*Supplied entries*:

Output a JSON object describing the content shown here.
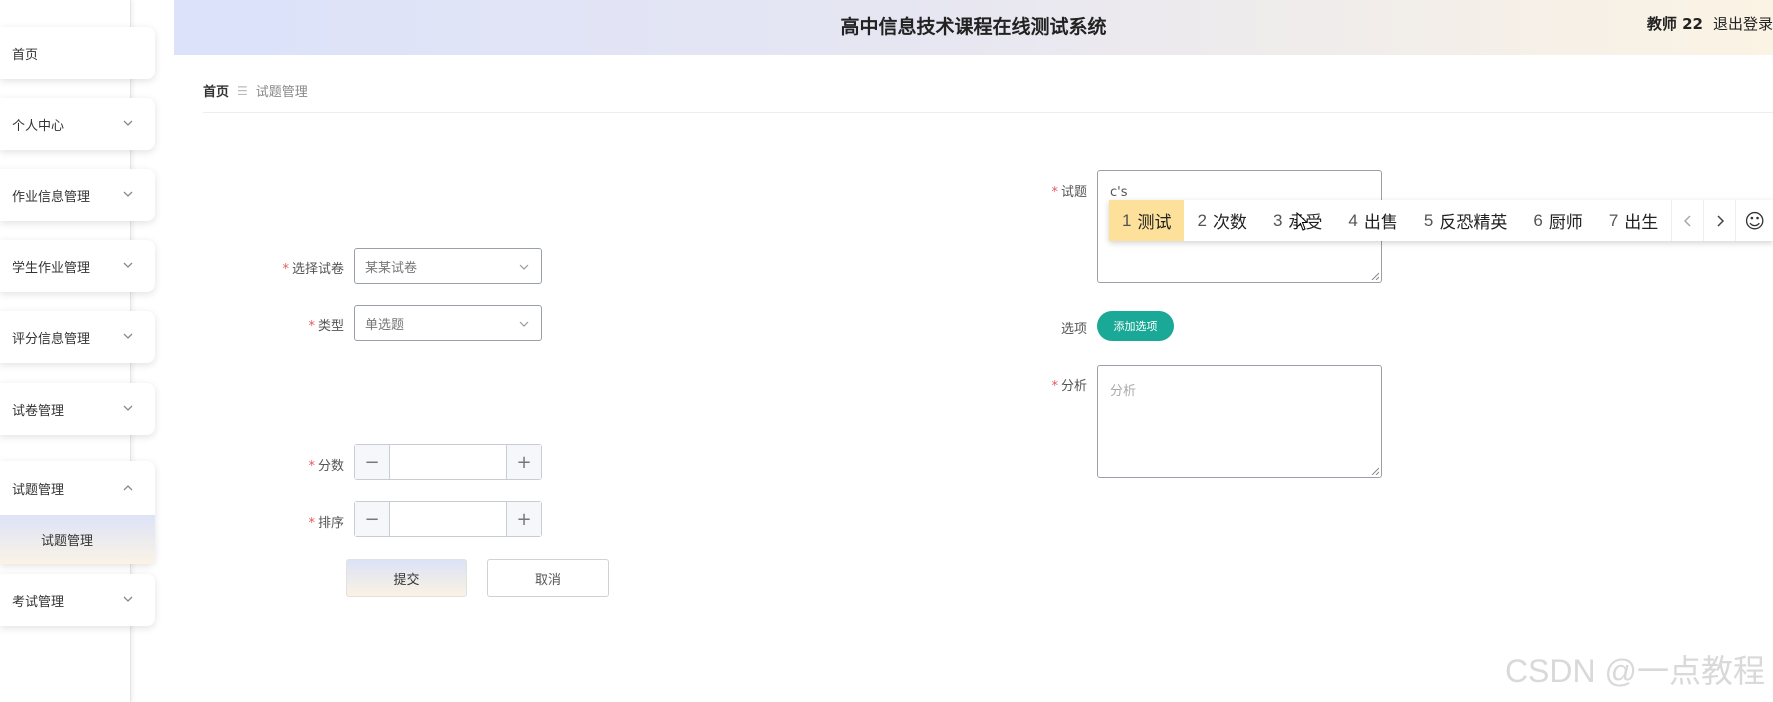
{
  "header": {
    "title": "高中信息技术课程在线测试系统",
    "user": "教师 22",
    "logout": "退出登录"
  },
  "sidebar": {
    "home": "首页",
    "items": [
      "个人中心",
      "作业信息管理",
      "学生作业管理",
      "评分信息管理",
      "试卷管理"
    ],
    "open_group": "试题管理",
    "open_sub": "试题管理",
    "last": "考试管理"
  },
  "breadcrumb": {
    "home": "首页",
    "sep": "☰",
    "current": "试题管理"
  },
  "form": {
    "paper": {
      "label": "选择试卷",
      "value": "某某试卷"
    },
    "type": {
      "label": "类型",
      "value": "单选题"
    },
    "score": {
      "label": "分数"
    },
    "order": {
      "label": "排序"
    },
    "question": {
      "label": "试题",
      "value": "c's"
    },
    "options": {
      "label": "选项",
      "add": "添加选项"
    },
    "analysis": {
      "label": "分析",
      "placeholder": "分析"
    },
    "submit": "提交",
    "cancel": "取消"
  },
  "ime": {
    "candidates": [
      {
        "n": "1",
        "t": "测试"
      },
      {
        "n": "2",
        "t": "次数"
      },
      {
        "n": "3",
        "t": "承受"
      },
      {
        "n": "4",
        "t": "出售"
      },
      {
        "n": "5",
        "t": "反恐精英"
      },
      {
        "n": "6",
        "t": "厨师"
      },
      {
        "n": "7",
        "t": "出生"
      }
    ]
  },
  "watermark": "CSDN @一点教程",
  "colors": {
    "accent": "#1aa996",
    "required": "#e45a5a",
    "ime_selected": "#fde09a"
  }
}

*Directive*: Leave out the pictures, and give all the records again exactly.

*Final answer*:
Output a JSON object describing the content shown here.
{
  "header": {
    "title": "高中信息技术课程在线测试系统",
    "user": "教师 22",
    "logout": "退出登录"
  },
  "sidebar": {
    "home": "首页",
    "items": [
      "个人中心",
      "作业信息管理",
      "学生作业管理",
      "评分信息管理",
      "试卷管理"
    ],
    "open_group": "试题管理",
    "open_sub": "试题管理",
    "last": "考试管理"
  },
  "breadcrumb": {
    "home": "首页",
    "sep": "☰",
    "current": "试题管理"
  },
  "form": {
    "paper": {
      "label": "选择试卷",
      "value": "某某试卷"
    },
    "type": {
      "label": "类型",
      "value": "单选题"
    },
    "score": {
      "label": "分数"
    },
    "order": {
      "label": "排序"
    },
    "question": {
      "label": "试题",
      "value": "c's"
    },
    "options": {
      "label": "选项",
      "add": "添加选项"
    },
    "analysis": {
      "label": "分析",
      "placeholder": "分析"
    },
    "submit": "提交",
    "cancel": "取消"
  },
  "ime": {
    "candidates": [
      {
        "n": "1",
        "t": "测试"
      },
      {
        "n": "2",
        "t": "次数"
      },
      {
        "n": "3",
        "t": "承受"
      },
      {
        "n": "4",
        "t": "出售"
      },
      {
        "n": "5",
        "t": "反恐精英"
      },
      {
        "n": "6",
        "t": "厨师"
      },
      {
        "n": "7",
        "t": "出生"
      }
    ]
  },
  "watermark": "CSDN @一点教程",
  "colors": {
    "accent": "#1aa996",
    "required": "#e45a5a",
    "ime_selected": "#fde09a"
  }
}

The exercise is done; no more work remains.